## Work to be completed:
Print all the records exactly, please.

## Records for the task:
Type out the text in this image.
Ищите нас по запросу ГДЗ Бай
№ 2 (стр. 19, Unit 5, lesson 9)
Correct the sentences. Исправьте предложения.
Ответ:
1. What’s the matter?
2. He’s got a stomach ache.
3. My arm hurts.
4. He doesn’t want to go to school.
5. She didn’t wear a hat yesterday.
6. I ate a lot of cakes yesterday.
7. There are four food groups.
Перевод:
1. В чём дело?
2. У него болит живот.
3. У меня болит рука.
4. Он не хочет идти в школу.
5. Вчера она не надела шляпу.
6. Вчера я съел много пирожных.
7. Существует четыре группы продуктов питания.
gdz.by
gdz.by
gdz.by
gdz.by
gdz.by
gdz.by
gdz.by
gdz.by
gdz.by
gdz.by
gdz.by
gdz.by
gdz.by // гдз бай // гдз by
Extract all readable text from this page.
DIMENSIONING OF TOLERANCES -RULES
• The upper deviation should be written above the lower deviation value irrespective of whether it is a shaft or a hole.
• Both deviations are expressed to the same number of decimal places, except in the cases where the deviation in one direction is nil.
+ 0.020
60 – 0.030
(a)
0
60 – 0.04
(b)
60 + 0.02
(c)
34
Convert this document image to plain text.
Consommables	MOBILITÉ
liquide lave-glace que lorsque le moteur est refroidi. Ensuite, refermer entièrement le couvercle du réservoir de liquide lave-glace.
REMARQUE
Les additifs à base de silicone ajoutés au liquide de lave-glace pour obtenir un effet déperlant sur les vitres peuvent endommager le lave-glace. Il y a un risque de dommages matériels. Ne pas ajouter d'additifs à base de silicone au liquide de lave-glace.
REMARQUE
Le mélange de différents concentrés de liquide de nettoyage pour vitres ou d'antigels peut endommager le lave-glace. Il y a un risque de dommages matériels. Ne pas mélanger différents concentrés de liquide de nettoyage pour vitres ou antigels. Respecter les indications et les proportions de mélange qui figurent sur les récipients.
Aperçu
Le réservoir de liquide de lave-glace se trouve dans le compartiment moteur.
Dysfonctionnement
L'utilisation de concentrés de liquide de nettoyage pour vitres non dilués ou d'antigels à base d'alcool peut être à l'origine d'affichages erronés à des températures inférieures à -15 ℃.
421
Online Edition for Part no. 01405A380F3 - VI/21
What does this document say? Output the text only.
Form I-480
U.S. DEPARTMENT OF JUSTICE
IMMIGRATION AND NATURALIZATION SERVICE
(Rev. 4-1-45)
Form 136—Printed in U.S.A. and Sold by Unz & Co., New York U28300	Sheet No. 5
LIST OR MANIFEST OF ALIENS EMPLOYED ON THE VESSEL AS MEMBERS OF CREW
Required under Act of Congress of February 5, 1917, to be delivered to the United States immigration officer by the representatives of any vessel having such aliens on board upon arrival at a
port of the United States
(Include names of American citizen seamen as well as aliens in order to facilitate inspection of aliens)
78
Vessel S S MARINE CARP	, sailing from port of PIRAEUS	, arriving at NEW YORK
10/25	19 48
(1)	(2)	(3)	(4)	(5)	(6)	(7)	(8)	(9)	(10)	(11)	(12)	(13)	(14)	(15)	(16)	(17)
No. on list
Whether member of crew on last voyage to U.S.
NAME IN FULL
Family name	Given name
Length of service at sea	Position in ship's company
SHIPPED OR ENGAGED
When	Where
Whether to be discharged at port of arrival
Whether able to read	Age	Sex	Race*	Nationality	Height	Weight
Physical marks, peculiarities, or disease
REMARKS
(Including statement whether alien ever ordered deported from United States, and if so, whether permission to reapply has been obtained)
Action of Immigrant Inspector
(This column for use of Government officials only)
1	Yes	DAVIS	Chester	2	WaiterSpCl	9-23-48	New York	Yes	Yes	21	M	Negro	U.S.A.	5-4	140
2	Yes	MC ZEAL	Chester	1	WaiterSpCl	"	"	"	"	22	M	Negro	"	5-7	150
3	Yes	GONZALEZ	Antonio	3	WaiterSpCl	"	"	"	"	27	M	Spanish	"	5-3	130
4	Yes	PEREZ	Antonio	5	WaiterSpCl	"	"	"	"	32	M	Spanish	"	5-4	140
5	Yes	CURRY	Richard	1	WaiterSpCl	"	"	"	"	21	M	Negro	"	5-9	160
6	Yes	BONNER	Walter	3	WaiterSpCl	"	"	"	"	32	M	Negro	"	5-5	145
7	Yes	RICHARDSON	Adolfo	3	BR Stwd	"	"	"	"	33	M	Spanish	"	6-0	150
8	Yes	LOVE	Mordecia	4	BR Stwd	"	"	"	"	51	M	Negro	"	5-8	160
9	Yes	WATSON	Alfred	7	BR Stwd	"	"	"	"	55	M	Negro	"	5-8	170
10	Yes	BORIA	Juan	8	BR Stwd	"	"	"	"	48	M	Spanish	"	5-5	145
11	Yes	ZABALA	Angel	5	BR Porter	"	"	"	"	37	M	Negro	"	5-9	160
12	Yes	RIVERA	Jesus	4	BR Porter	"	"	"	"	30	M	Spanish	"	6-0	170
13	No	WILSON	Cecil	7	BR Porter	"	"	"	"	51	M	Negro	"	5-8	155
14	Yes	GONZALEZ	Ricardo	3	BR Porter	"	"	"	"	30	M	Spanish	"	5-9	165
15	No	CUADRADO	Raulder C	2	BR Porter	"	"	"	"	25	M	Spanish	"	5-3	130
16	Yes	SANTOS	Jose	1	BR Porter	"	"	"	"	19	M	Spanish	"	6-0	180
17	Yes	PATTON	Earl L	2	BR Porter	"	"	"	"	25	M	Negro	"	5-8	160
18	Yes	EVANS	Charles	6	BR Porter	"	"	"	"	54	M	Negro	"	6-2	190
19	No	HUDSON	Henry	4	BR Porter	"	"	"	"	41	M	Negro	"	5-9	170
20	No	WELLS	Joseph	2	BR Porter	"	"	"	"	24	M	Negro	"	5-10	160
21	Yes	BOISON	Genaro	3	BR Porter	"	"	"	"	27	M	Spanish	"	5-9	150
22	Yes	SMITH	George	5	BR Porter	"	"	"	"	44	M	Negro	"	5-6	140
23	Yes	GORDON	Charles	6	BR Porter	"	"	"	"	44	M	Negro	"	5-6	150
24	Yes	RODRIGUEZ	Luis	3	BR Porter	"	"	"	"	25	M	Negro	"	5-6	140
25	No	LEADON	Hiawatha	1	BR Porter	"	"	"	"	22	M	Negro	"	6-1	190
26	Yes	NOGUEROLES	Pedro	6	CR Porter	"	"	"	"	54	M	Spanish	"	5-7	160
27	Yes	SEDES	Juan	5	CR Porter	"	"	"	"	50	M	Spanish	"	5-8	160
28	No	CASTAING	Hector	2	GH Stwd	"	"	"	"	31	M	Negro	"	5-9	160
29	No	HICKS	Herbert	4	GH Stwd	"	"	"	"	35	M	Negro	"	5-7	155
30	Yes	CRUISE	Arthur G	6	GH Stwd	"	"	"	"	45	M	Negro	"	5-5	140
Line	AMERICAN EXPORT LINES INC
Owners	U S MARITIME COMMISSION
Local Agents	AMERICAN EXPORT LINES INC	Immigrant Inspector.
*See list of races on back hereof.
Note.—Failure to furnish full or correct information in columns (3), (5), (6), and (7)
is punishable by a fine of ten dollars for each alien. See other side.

## Expected answer:
Type out the text in this image.
Ищите нас по запросу ГДЗ Бай
№ 2 (стр. 19, Unit 5, lesson 9)
Correct the sentences. Исправьте предложения.
Ответ:
1. What’s the matter?
2. He’s got a stomach ache.
3. My arm hurts.
4. He doesn’t want to go to school.
5. She didn’t wear a hat yesterday.
6. I ate a lot of cakes yesterday.
7. There are four food groups.
Перевод:
1. В чём дело?
2. У него болит живот.
3. У меня болит рука.
4. Он не хочет идти в школу.
5. Вчера она не надела шляпу.
6. Вчера я съел много пирожных.
7. Существует четыре группы продуктов питания.
gdz.by
gdz.by
gdz.by
gdz.by
gdz.by
gdz.by
gdz.by
gdz.by
gdz.by
gdz.by
gdz.by
gdz.by
gdz.by // гдз бай // гдз by
Extract all readable text from this page.
DIMENSIONING OF TOLERANCES -RULES
• The upper deviation should be written above the lower deviation value irrespective of whether it is a shaft or a hole.
• Both deviations are expressed to the same number of decimal places, except in the cases where the deviation in one direction is nil.
+ 0.020
60 – 0.030
(a)
0
60 – 0.04
(b)
60 + 0.02
(c)
34
Convert this document image to plain text.
Consommables	MOBILITÉ
liquide lave-glace que lorsque le moteur est refroidi. Ensuite, refermer entièrement le couvercle du réservoir de liquide lave-glace.
REMARQUE
Les additifs à base de silicone ajoutés au liquide de lave-glace pour obtenir un effet déperlant sur les vitres peuvent endommager le lave-glace. Il y a un risque de dommages matériels. Ne pas ajouter d'additifs à base de silicone au liquide de lave-glace.
REMARQUE
Le mélange de différents concentrés de liquide de nettoyage pour vitres ou d'antigels peut endommager le lave-glace. Il y a un risque de dommages matériels. Ne pas mélanger différents concentrés de liquide de nettoyage pour vitres ou antigels. Respecter les indications et les proportions de mélange qui figurent sur les récipients.
Aperçu
Le réservoir de liquide de lave-glace se trouve dans le compartiment moteur.
Dysfonctionnement
L'utilisation de concentrés de liquide de nettoyage pour vitres non dilués ou d'antigels à base d'alcool peut être à l'origine d'affichages erronés à des températures inférieures à -15 ℃.
421
Online Edition for Part no. 01405A380F3 - VI/21
What does this document say? Output the text only.
Form I-480
U.S. DEPARTMENT OF JUSTICE
IMMIGRATION AND NATURALIZATION SERVICE
(Rev. 4-1-45)
Form 136—Printed in U.S.A. and Sold by Unz & Co., New York U28300	Sheet No. 5
LIST OR MANIFEST OF ALIENS EMPLOYED ON THE VESSEL AS MEMBERS OF CREW
Required under Act of Congress of February 5, 1917, to be delivered to the United States immigration officer by the representatives of any vessel having such aliens on board upon arrival at a
port of the United States
(Include names of American citizen seamen as well as aliens in order to facilitate inspection of aliens)
78
Vessel S S MARINE CARP	, sailing from port of PIRAEUS	, arriving at NEW YORK
10/25	19 48
(1)	(2)	(3)	(4)	(5)	(6)	(7)	(8)	(9)	(10)	(11)	(12)	(13)	(14)	(15)	(16)	(17)
No. on list
Whether member of crew on last voyage to U.S.
NAME IN FULL
Family name	Given name
Length of service at sea	Position in ship's company
SHIPPED OR ENGAGED
When	Where
Whether to be discharged at port of arrival
Whether able to read	Age	Sex	Race*	Nationality	Height	Weight
Physical marks, peculiarities, or disease
REMARKS
(Including statement whether alien ever ordered deported from United States, and if so, whether permission to reapply has been obtained)
Action of Immigrant Inspector
(This column for use of Government officials only)
1	Yes	DAVIS	Chester	2	WaiterSpCl	9-23-48	New York	Yes	Yes	21	M	Negro	U.S.A.	5-4	140
2	Yes	MC ZEAL	Chester	1	WaiterSpCl	"	"	"	"	22	M	Negro	"	5-7	150
3	Yes	GONZALEZ	Antonio	3	WaiterSpCl	"	"	"	"	27	M	Spanish	"	5-3	130
4	Yes	PEREZ	Antonio	5	WaiterSpCl	"	"	"	"	32	M	Spanish	"	5-4	140
5	Yes	CURRY	Richard	1	WaiterSpCl	"	"	"	"	21	M	Negro	"	5-9	160
6	Yes	BONNER	Walter	3	WaiterSpCl	"	"	"	"	32	M	Negro	"	5-5	145
7	Yes	RICHARDSON	Adolfo	3	BR Stwd	"	"	"	"	33	M	Spanish	"	6-0	150
8	Yes	LOVE	Mordecia	4	BR Stwd	"	"	"	"	51	M	Negro	"	5-8	160
9	Yes	WATSON	Alfred	7	BR Stwd	"	"	"	"	55	M	Negro	"	5-8	170
10	Yes	BORIA	Juan	8	BR Stwd	"	"	"	"	48	M	Spanish	"	5-5	145
11	Yes	ZABALA	Angel	5	BR Porter	"	"	"	"	37	M	Negro	"	5-9	160
12	Yes	RIVERA	Jesus	4	BR Porter	"	"	"	"	30	M	Spanish	"	6-0	170
13	No	WILSON	Cecil	7	BR Porter	"	"	"	"	51	M	Negro	"	5-8	155
14	Yes	GONZALEZ	Ricardo	3	BR Porter	"	"	"	"	30	M	Spanish	"	5-9	165
15	No	CUADRADO	Raulder C	2	BR Porter	"	"	"	"	25	M	Spanish	"	5-3	130
16	Yes	SANTOS	Jose	1	BR Porter	"	"	"	"	19	M	Spanish	"	6-0	180
17	Yes	PATTON	Earl L	2	BR Porter	"	"	"	"	25	M	Negro	"	5-8	160
18	Yes	EVANS	Charles	6	BR Porter	"	"	"	"	54	M	Negro	"	6-2	190
19	No	HUDSON	Henry	4	BR Porter	"	"	"	"	41	M	Negro	"	5-9	170
20	No	WELLS	Joseph	2	BR Porter	"	"	"	"	24	M	Negro	"	5-10	160
21	Yes	BOISON	Genaro	3	BR Porter	"	"	"	"	27	M	Spanish	"	5-9	150
22	Yes	SMITH	George	5	BR Porter	"	"	"	"	44	M	Negro	"	5-6	140
23	Yes	GORDON	Charles	6	BR Porter	"	"	"	"	44	M	Negro	"	5-6	150
24	Yes	RODRIGUEZ	Luis	3	BR Porter	"	"	"	"	25	M	Negro	"	5-6	140
25	No	LEADON	Hiawatha	1	BR Porter	"	"	"	"	22	M	Negro	"	6-1	190
26	Yes	NOGUEROLES	Pedro	6	CR Porter	"	"	"	"	54	M	Spanish	"	5-7	160
27	Yes	SEDES	Juan	5	CR Porter	"	"	"	"	50	M	Spanish	"	5-8	160
28	No	CASTAING	Hector	2	GH Stwd	"	"	"	"	31	M	Negro	"	5-9	160
29	No	HICKS	Herbert	4	GH Stwd	"	"	"	"	35	M	Negro	"	5-7	155
30	Yes	CRUISE	Arthur G	6	GH Stwd	"	"	"	"	45	M	Negro	"	5-5	140
Line	AMERICAN EXPORT LINES INC
Owners	U S MARITIME COMMISSION
Local Agents	AMERICAN EXPORT LINES INC	Immigrant Inspector.
*See list of races on back hereof.
Note.—Failure to furnish full or correct information in columns (3), (5), (6), and (7)
is punishable by a fine of ten dollars for each alien. See other side.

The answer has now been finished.